_Brief_
Where a line contains the word "Crypto", copy that line in full.

_Data lines_
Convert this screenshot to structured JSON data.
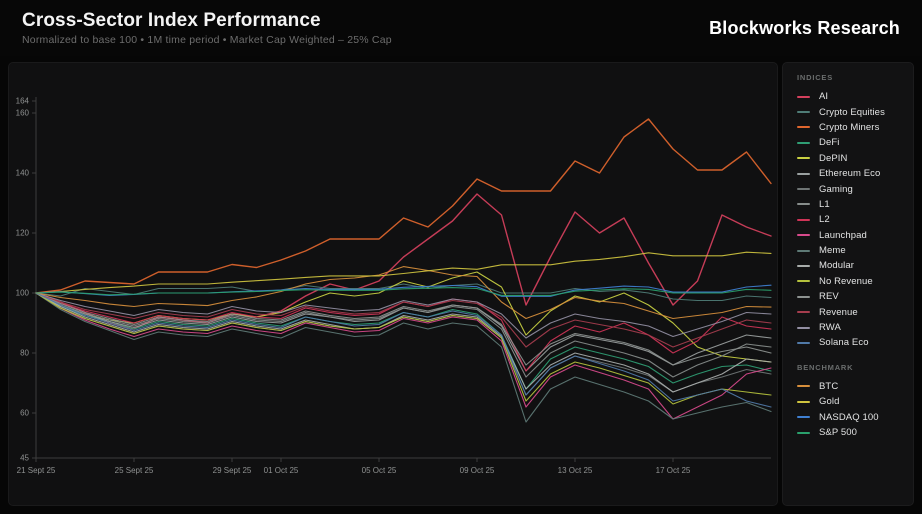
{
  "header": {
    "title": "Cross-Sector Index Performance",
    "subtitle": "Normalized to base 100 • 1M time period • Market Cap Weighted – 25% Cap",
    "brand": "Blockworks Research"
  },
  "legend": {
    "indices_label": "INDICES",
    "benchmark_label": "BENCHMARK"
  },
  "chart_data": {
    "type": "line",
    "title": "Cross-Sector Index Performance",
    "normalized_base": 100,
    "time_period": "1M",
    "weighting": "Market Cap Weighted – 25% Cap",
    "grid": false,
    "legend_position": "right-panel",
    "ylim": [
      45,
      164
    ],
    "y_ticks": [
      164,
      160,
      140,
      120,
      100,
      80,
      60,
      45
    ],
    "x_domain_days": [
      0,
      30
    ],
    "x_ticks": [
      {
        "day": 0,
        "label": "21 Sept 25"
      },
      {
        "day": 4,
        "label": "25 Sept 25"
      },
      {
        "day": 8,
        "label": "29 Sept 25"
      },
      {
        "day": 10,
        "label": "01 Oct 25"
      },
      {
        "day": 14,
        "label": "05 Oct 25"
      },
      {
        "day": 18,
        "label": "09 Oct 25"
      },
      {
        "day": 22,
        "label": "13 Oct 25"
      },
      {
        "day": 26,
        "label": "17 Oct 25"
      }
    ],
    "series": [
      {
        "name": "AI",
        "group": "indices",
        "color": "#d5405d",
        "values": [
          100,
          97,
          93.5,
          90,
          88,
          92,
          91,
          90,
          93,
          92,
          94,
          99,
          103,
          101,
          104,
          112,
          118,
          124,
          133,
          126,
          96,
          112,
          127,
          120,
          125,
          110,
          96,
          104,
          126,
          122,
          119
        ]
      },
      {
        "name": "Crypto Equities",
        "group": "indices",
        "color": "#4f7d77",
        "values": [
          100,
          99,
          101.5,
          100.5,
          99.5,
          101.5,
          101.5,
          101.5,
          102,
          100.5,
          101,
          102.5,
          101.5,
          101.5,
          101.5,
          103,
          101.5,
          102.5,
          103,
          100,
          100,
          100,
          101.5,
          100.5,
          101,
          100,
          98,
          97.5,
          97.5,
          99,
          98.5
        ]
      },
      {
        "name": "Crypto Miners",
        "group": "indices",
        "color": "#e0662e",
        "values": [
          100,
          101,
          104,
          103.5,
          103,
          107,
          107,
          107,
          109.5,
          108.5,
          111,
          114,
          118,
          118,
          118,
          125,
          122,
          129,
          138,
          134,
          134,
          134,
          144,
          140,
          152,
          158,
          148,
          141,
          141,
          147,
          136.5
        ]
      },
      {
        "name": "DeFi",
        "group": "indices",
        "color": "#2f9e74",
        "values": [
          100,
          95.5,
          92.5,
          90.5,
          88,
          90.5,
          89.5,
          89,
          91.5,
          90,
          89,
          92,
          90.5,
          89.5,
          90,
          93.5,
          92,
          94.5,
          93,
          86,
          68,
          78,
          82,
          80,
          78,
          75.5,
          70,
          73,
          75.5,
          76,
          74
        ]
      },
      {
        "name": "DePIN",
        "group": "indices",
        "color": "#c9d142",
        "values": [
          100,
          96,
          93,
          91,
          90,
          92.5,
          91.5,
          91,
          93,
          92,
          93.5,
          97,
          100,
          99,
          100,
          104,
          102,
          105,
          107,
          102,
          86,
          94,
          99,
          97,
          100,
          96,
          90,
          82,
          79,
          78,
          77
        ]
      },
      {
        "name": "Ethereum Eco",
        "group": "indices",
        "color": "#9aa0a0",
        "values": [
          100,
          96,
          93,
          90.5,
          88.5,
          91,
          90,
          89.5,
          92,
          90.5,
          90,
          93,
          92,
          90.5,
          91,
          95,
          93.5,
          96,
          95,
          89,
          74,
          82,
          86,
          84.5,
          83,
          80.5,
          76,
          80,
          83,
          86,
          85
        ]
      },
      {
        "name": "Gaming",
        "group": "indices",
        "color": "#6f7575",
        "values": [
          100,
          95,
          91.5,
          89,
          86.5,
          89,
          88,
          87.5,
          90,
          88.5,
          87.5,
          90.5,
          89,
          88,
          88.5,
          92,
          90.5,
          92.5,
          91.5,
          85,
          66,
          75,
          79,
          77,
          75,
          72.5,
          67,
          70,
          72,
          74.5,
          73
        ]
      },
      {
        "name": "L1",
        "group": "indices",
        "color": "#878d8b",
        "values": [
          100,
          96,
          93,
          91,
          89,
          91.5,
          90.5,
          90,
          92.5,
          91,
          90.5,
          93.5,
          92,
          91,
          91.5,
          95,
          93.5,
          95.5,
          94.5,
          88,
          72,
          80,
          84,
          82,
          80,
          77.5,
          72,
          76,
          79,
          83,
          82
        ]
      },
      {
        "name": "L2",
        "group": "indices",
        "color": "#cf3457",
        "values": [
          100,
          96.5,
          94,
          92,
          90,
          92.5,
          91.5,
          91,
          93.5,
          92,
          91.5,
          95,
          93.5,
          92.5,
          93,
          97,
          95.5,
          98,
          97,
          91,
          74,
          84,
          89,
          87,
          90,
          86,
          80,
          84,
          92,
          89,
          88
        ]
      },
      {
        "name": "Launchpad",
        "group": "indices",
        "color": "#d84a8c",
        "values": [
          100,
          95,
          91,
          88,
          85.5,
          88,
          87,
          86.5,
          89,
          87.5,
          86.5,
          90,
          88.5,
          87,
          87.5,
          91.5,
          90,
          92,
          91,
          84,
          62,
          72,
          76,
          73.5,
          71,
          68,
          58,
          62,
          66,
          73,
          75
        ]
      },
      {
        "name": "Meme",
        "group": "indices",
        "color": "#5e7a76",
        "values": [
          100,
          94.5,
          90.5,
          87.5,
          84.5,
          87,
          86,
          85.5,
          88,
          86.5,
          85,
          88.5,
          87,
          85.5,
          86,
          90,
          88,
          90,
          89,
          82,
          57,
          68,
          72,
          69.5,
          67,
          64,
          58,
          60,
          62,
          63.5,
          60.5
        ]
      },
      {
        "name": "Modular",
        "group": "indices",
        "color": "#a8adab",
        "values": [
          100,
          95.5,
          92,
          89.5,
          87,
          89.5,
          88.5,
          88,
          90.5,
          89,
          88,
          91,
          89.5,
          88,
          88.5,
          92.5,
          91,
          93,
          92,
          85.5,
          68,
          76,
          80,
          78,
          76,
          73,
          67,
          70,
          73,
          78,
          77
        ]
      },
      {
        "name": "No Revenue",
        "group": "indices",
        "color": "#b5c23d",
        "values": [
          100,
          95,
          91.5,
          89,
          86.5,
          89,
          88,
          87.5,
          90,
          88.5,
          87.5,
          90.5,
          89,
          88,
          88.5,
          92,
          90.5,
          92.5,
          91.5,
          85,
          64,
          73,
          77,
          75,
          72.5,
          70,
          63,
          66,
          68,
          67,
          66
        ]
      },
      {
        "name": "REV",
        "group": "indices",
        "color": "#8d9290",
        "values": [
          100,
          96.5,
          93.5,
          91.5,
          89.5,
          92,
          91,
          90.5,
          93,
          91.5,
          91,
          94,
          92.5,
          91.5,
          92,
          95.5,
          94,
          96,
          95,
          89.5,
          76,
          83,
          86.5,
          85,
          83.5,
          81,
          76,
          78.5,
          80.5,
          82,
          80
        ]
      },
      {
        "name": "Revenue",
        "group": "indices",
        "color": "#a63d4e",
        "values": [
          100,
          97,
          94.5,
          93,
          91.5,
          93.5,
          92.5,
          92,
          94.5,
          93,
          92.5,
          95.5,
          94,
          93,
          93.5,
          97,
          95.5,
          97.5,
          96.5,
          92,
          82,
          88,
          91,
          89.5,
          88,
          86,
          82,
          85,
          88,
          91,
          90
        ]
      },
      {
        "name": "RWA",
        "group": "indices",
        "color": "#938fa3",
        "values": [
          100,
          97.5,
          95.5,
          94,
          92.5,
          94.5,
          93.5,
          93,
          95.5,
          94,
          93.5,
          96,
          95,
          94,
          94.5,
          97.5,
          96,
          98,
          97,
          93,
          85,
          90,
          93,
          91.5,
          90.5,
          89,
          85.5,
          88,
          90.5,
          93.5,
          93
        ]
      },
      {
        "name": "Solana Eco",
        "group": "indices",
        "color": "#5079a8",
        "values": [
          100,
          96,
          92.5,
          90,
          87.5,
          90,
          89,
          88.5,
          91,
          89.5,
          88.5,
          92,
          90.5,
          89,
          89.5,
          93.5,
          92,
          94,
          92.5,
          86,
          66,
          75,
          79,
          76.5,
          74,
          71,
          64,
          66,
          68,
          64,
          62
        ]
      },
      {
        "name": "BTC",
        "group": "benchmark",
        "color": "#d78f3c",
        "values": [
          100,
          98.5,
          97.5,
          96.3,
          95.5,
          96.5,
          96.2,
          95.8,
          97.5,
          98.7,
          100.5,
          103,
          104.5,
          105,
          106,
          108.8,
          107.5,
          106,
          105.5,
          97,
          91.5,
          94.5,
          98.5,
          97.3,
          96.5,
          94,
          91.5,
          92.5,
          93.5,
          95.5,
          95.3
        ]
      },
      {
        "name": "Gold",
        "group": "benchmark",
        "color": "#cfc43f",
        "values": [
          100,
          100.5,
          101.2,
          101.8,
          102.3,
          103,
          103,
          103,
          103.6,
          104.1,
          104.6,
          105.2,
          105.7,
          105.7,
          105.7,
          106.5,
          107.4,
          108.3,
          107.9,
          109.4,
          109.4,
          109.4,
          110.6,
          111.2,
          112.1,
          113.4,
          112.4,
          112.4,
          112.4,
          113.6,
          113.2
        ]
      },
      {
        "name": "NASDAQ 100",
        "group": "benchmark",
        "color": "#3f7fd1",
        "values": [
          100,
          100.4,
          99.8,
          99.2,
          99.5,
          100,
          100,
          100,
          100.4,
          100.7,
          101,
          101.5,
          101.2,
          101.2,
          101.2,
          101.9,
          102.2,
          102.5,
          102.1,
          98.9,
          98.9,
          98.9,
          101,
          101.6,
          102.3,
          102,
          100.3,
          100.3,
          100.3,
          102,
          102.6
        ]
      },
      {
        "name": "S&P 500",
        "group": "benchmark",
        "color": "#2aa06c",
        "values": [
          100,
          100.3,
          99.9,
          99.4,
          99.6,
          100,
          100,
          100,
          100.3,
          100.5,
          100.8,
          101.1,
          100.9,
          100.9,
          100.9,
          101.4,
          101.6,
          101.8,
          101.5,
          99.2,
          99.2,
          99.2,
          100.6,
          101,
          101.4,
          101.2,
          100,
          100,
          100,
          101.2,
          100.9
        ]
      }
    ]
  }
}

_Correct output_
        "name": "Crypto Equities",
        "name": "Crypto Miners",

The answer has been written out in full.